Records for this task

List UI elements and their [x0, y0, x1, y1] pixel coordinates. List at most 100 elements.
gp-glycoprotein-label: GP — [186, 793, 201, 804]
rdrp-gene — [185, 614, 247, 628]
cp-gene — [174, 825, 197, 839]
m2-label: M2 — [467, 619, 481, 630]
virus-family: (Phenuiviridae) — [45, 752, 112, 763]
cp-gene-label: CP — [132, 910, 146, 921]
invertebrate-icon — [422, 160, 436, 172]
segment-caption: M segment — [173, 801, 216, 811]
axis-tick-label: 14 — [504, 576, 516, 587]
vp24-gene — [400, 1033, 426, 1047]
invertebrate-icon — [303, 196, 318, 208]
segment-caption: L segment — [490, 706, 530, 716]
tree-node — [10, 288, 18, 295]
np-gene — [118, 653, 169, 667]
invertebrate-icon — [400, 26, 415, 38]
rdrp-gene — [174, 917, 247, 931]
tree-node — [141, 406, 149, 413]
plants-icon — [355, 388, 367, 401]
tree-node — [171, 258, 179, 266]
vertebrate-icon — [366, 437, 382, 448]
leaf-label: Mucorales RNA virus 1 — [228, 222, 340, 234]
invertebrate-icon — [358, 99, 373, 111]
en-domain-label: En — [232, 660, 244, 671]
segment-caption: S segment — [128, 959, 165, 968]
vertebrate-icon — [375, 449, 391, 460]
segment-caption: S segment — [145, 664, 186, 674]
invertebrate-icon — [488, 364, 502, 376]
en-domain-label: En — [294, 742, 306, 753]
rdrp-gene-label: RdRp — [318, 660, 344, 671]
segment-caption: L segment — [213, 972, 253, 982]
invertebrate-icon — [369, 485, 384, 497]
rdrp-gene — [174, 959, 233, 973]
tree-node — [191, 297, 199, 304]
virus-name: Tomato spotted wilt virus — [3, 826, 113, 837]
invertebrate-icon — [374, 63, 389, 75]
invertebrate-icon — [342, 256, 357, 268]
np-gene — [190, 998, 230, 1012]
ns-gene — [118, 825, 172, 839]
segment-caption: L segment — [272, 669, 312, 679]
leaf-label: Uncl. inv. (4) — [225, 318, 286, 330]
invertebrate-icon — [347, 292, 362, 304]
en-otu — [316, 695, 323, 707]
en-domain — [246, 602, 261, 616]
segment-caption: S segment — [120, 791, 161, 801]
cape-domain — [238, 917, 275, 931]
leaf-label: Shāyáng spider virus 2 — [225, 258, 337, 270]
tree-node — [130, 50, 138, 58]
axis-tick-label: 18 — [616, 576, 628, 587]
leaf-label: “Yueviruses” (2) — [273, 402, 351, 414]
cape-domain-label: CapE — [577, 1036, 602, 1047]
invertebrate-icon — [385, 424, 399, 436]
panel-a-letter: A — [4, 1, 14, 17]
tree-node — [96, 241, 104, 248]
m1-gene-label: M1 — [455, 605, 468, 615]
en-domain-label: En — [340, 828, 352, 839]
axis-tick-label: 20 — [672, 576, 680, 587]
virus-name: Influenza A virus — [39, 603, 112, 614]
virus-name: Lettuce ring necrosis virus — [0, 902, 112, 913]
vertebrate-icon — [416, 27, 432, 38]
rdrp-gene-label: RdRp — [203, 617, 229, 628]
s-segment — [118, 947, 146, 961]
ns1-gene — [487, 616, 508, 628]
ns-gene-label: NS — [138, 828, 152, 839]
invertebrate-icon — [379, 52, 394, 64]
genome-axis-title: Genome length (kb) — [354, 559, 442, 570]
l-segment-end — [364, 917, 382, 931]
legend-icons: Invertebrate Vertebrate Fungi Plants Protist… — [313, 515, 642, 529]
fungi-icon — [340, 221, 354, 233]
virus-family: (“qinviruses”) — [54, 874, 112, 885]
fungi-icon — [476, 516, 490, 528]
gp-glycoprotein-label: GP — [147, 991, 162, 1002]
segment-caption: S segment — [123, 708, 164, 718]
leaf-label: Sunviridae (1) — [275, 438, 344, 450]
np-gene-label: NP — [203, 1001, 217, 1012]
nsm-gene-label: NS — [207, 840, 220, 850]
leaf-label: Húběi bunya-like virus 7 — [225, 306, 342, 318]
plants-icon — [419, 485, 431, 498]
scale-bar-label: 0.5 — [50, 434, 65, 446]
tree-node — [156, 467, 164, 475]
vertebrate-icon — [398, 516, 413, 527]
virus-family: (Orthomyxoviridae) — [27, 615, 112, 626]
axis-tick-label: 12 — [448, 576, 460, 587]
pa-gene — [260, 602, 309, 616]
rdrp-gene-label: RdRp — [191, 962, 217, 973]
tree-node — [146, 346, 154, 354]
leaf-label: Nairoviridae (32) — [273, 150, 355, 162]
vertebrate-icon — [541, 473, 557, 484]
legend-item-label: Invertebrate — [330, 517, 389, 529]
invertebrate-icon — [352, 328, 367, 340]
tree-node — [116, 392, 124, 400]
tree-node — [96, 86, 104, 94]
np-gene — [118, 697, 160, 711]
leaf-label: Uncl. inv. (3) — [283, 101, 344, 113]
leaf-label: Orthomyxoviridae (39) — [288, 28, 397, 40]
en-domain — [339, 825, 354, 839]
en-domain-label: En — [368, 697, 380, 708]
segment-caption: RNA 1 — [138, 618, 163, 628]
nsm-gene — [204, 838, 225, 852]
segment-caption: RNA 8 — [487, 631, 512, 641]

Work item
Nothing in the material may be left out; write it all out verbatim.

Completed exercise
List UI elements and their [x0, y0, x1, y1] pixel coordinates. List at most 100 elements.
gp-glycoprotein-label: GP — [186, 793, 201, 804]
rdrp-gene — [185, 614, 247, 628]
cp-gene — [174, 825, 197, 839]
m2-label: M2 — [467, 619, 481, 630]
virus-family: (Phenuiviridae) — [45, 752, 112, 763]
cp-gene-label: CP — [132, 910, 146, 921]
invertebrate-icon — [422, 160, 436, 172]
segment-caption: M segment — [173, 801, 216, 811]
axis-tick-label: 14 — [504, 576, 516, 587]
vp24-gene — [400, 1033, 426, 1047]
invertebrate-icon — [303, 196, 318, 208]
segment-caption: L segment — [490, 706, 530, 716]
tree-node — [10, 288, 18, 295]
np-gene — [118, 653, 169, 667]
invertebrate-icon — [400, 26, 415, 38]
rdrp-gene — [174, 917, 247, 931]
tree-node — [141, 406, 149, 413]
plants-icon — [355, 388, 367, 401]
tree-node — [171, 258, 179, 266]
vertebrate-icon — [366, 437, 382, 448]
leaf-label: Mucorales RNA virus 1 — [228, 222, 340, 234]
invertebrate-icon — [358, 99, 373, 111]
en-domain-label: En — [232, 660, 244, 671]
segment-caption: S segment — [128, 959, 165, 968]
vertebrate-icon — [375, 449, 391, 460]
segment-caption: S segment — [145, 664, 186, 674]
invertebrate-icon — [488, 364, 502, 376]
en-domain-label: En — [294, 742, 306, 753]
rdrp-gene-label: RdRp — [318, 660, 344, 671]
segment-caption: L segment — [213, 972, 253, 982]
invertebrate-icon — [369, 485, 384, 497]
rdrp-gene — [174, 959, 233, 973]
tree-node — [191, 297, 199, 304]
virus-name: Tomato spotted wilt virus — [3, 826, 113, 837]
invertebrate-icon — [374, 63, 389, 75]
invertebrate-icon — [342, 256, 357, 268]
np-gene — [190, 998, 230, 1012]
ns-gene — [118, 825, 172, 839]
segment-caption: L segment — [272, 669, 312, 679]
leaf-label: Uncl. inv. (4) — [225, 318, 286, 330]
invertebrate-icon — [347, 292, 362, 304]
en-otu — [316, 695, 323, 707]
en-domain — [246, 602, 261, 616]
segment-caption: S segment — [120, 791, 161, 801]
cape-domain — [238, 917, 275, 931]
leaf-label: Shāyáng spider virus 2 — [225, 258, 337, 270]
tree-node — [130, 50, 138, 58]
axis-tick-label: 18 — [616, 576, 628, 587]
leaf-label: “Yueviruses” (2) — [273, 402, 351, 414]
cape-domain-label: CapE — [577, 1036, 602, 1047]
invertebrate-icon — [385, 424, 399, 436]
panel-a-letter: A — [4, 1, 14, 17]
tree-node — [96, 241, 104, 248]
m1-gene-label: M1 — [455, 605, 468, 615]
en-domain-label: En — [340, 828, 352, 839]
axis-tick-label: 20 — [672, 576, 680, 587]
virus-name: Influenza A virus — [39, 603, 112, 614]
virus-name: Lettuce ring necrosis virus — [0, 902, 112, 913]
vertebrate-icon — [416, 27, 432, 38]
rdrp-gene-label: RdRp — [203, 617, 229, 628]
s-segment — [118, 947, 146, 961]
ns1-gene — [487, 616, 508, 628]
ns-gene-label: NS — [138, 828, 152, 839]
invertebrate-icon — [379, 52, 394, 64]
genome-axis-title: Genome length (kb) — [354, 559, 442, 570]
l-segment-end — [364, 917, 382, 931]
legend-icons: Invertebrate Vertebrate Fungi Plants Protist… — [313, 515, 642, 529]
fungi-icon — [340, 221, 354, 233]
virus-family: (“qinviruses”) — [54, 874, 112, 885]
fungi-icon — [476, 516, 490, 528]
gp-glycoprotein-label: GP — [147, 991, 162, 1002]
segment-caption: S segment — [123, 708, 164, 718]
leaf-label: Sunviridae (1) — [275, 438, 344, 450]
np-gene-label: NP — [203, 1001, 217, 1012]
nsm-gene-label: NS — [207, 840, 220, 850]
leaf-label: Húběi bunya-like virus 7 — [225, 306, 342, 318]
plants-icon — [419, 485, 431, 498]
scale-bar-label: 0.5 — [50, 434, 65, 446]
tree-node — [156, 467, 164, 475]
vertebrate-icon — [398, 516, 413, 527]
virus-family: (Orthomyxoviridae) — [27, 615, 112, 626]
axis-tick-label: 12 — [448, 576, 460, 587]
pa-gene — [260, 602, 309, 616]
rdrp-gene-label: RdRp — [191, 962, 217, 973]
tree-node — [146, 346, 154, 354]
leaf-label: Nairoviridae (32) — [273, 150, 355, 162]
vertebrate-icon — [541, 473, 557, 484]
legend-item-label: Invertebrate — [330, 517, 389, 529]
invertebrate-icon — [352, 328, 367, 340]
tree-node — [116, 392, 124, 400]
tree-node — [96, 86, 104, 94]
np-gene — [118, 697, 160, 711]
leaf-label: Uncl. inv. (3) — [283, 101, 344, 113]
leaf-label: Orthomyxoviridae (39) — [288, 28, 397, 40]
en-domain — [339, 825, 354, 839]
en-domain-label: En — [368, 697, 380, 708]
segment-caption: RNA 1 — [138, 618, 163, 628]
nsm-gene — [204, 838, 225, 852]
segment-caption: RNA 8 — [487, 631, 512, 641]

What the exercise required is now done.